Goal:
Give every line again exactly as it appears, please, but not the pictures.

※ ※ ※

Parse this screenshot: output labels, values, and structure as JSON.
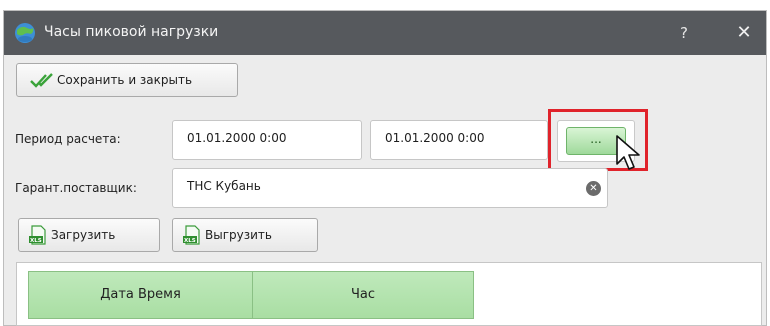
{
  "window": {
    "title": "Часы пиковой нагрузки",
    "help_label": "?",
    "close_label": "✕"
  },
  "toolbar": {
    "save_label": "Сохранить и закрыть"
  },
  "period": {
    "label": "Период расчета:",
    "date_from": "01.01.2000 0:00",
    "date_to": "01.01.2000 0:00",
    "picker_label": "..."
  },
  "supplier": {
    "label": "Гарант.поставщик:",
    "value": "ТНС Кубань"
  },
  "actions": {
    "upload_label": "Загрузить",
    "download_label": "Выгрузить"
  },
  "grid": {
    "columns": [
      "Дата Время",
      "Час"
    ]
  },
  "colors": {
    "titlebar": "#56595d",
    "accent_green": "#a9dea3",
    "highlight": "#e0232b"
  },
  "icons": {
    "app": "globe-icon",
    "save": "double-check-icon",
    "clear": "clear-icon",
    "upload": "xls-file-icon",
    "download": "xls-file-icon",
    "cursor": "mouse-pointer-icon"
  }
}
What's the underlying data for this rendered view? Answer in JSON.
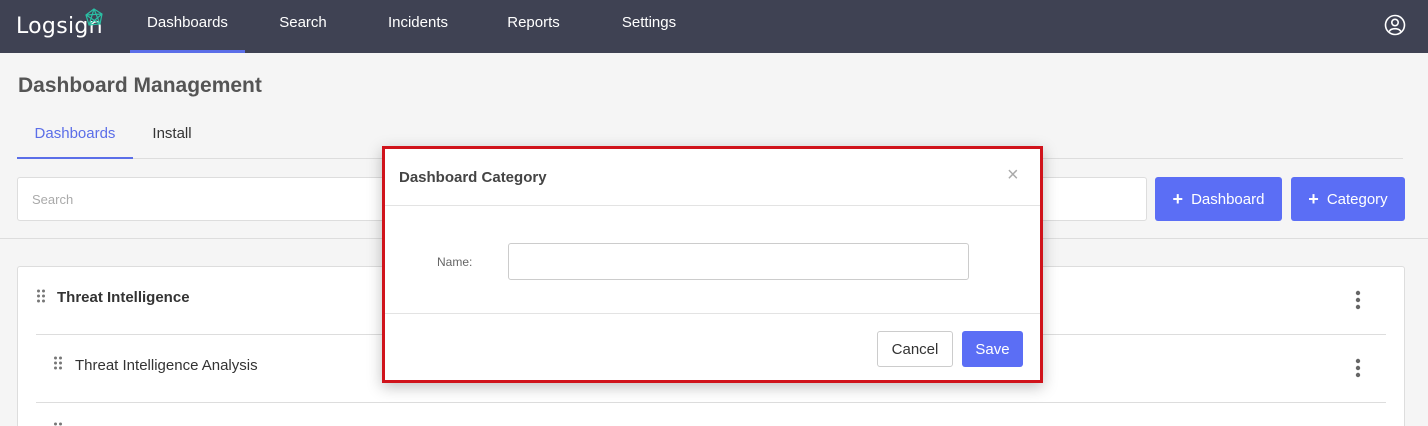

※ ※ ※

Task solution:
Parse this screenshot: output labels, values, and structure as JSON.
{
  "window": {
    "title": "Часы пиковой нагрузки",
    "help_label": "?",
    "close_label": "✕"
  },
  "toolbar": {
    "save_label": "Сохранить и закрыть"
  },
  "period": {
    "label": "Период расчета:",
    "date_from": "01.01.2000 0:00",
    "date_to": "01.01.2000 0:00",
    "picker_label": "..."
  },
  "supplier": {
    "label": "Гарант.поставщик:",
    "value": "ТНС Кубань"
  },
  "actions": {
    "upload_label": "Загрузить",
    "download_label": "Выгрузить"
  },
  "grid": {
    "columns": [
      "Дата Время",
      "Час"
    ]
  },
  "colors": {
    "titlebar": "#56595d",
    "accent_green": "#a9dea3",
    "highlight": "#e0232b"
  },
  "icons": {
    "app": "globe-icon",
    "save": "double-check-icon",
    "clear": "clear-icon",
    "upload": "xls-file-icon",
    "download": "xls-file-icon",
    "cursor": "mouse-pointer-icon"
  }
}
What's the underlying data for this rendered view? Answer in JSON.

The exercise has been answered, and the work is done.